REQUIREMENTS> Transcribe every entry word for word, leaving out all images.

EXERCISE DATA>

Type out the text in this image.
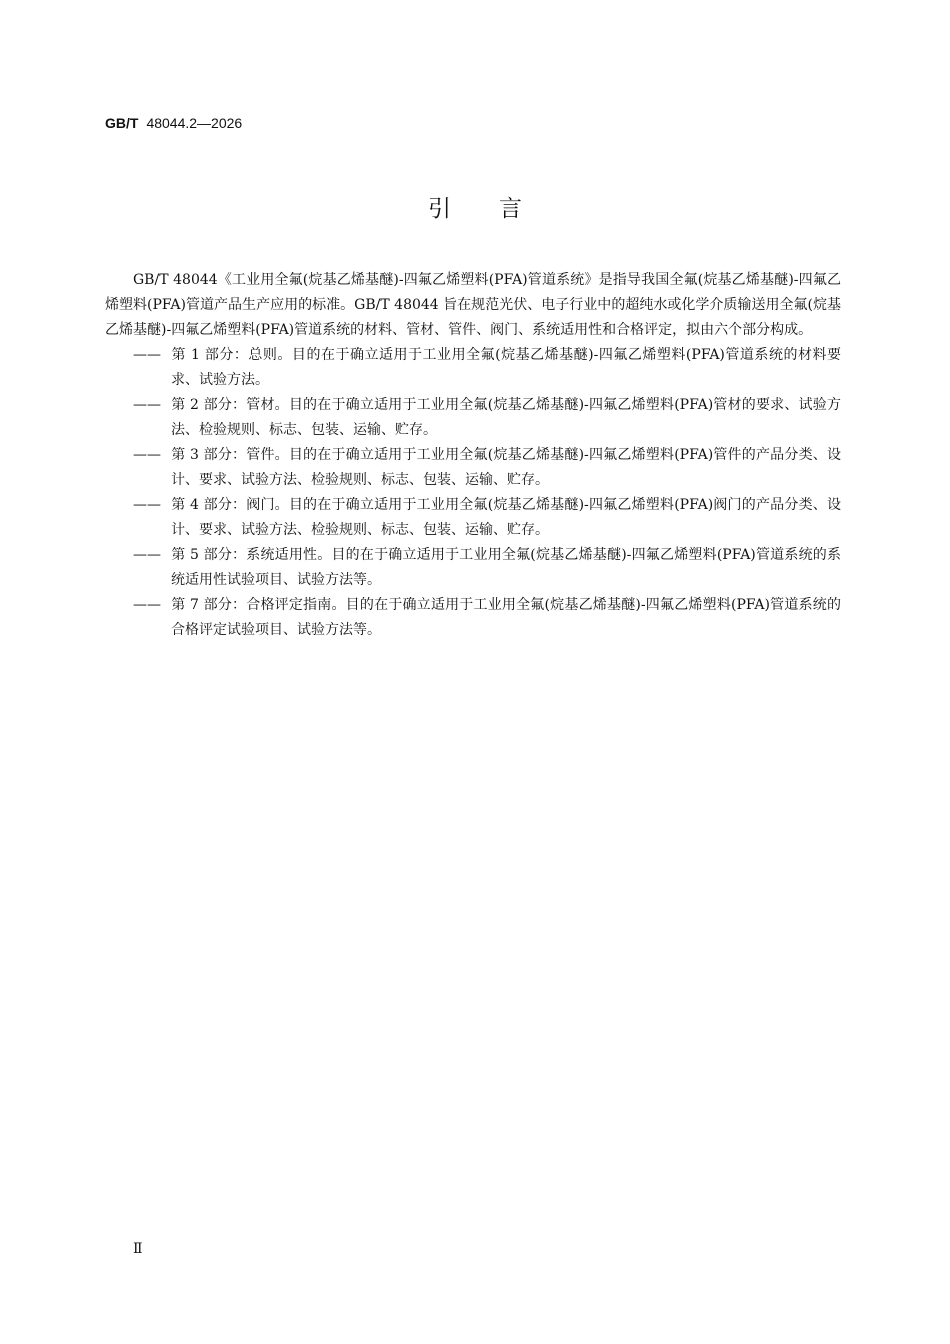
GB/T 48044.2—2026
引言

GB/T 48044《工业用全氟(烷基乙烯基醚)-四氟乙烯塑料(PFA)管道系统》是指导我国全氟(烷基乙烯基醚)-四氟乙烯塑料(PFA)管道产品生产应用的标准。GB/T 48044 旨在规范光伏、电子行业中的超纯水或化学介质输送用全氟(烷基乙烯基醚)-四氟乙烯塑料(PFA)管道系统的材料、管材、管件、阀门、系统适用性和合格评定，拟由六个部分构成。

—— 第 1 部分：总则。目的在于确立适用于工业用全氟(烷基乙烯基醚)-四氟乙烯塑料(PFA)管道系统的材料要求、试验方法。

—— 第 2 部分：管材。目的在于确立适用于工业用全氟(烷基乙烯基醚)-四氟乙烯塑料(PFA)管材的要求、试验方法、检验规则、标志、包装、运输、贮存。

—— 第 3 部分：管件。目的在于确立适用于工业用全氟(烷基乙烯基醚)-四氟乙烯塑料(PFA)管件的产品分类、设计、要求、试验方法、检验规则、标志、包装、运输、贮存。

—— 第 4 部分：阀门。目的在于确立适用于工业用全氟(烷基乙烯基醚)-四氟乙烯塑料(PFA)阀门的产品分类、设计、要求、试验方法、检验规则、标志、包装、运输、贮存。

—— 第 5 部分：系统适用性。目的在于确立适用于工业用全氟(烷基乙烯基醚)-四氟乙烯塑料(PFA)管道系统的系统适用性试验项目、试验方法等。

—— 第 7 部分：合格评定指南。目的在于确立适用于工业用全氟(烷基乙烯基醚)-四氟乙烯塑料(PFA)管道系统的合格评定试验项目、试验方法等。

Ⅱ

SOLUTION FOR THIS TASK>
Type out the text in this image.
GB/T 48044.2—2026
引言

GB/T 48044《工业用全氟(烷基乙烯基醚)-四氟乙烯塑料(PFA)管道系统》是指导我国全氟(烷基乙烯基醚)-四氟乙烯塑料(PFA)管道产品生产应用的标准。GB/T 48044 旨在规范光伏、电子行业中的超纯水或化学介质输送用全氟(烷基乙烯基醚)-四氟乙烯塑料(PFA)管道系统的材料、管材、管件、阀门、系统适用性和合格评定，拟由六个部分构成。

—— 第 1 部分：总则。目的在于确立适用于工业用全氟(烷基乙烯基醚)-四氟乙烯塑料(PFA)管道系统的材料要求、试验方法。

—— 第 2 部分：管材。目的在于确立适用于工业用全氟(烷基乙烯基醚)-四氟乙烯塑料(PFA)管材的要求、试验方法、检验规则、标志、包装、运输、贮存。

—— 第 3 部分：管件。目的在于确立适用于工业用全氟(烷基乙烯基醚)-四氟乙烯塑料(PFA)管件的产品分类、设计、要求、试验方法、检验规则、标志、包装、运输、贮存。

—— 第 4 部分：阀门。目的在于确立适用于工业用全氟(烷基乙烯基醚)-四氟乙烯塑料(PFA)阀门的产品分类、设计、要求、试验方法、检验规则、标志、包装、运输、贮存。

—— 第 5 部分：系统适用性。目的在于确立适用于工业用全氟(烷基乙烯基醚)-四氟乙烯塑料(PFA)管道系统的系统适用性试验项目、试验方法等。

—— 第 7 部分：合格评定指南。目的在于确立适用于工业用全氟(烷基乙烯基醚)-四氟乙烯塑料(PFA)管道系统的合格评定试验项目、试验方法等。

Ⅱ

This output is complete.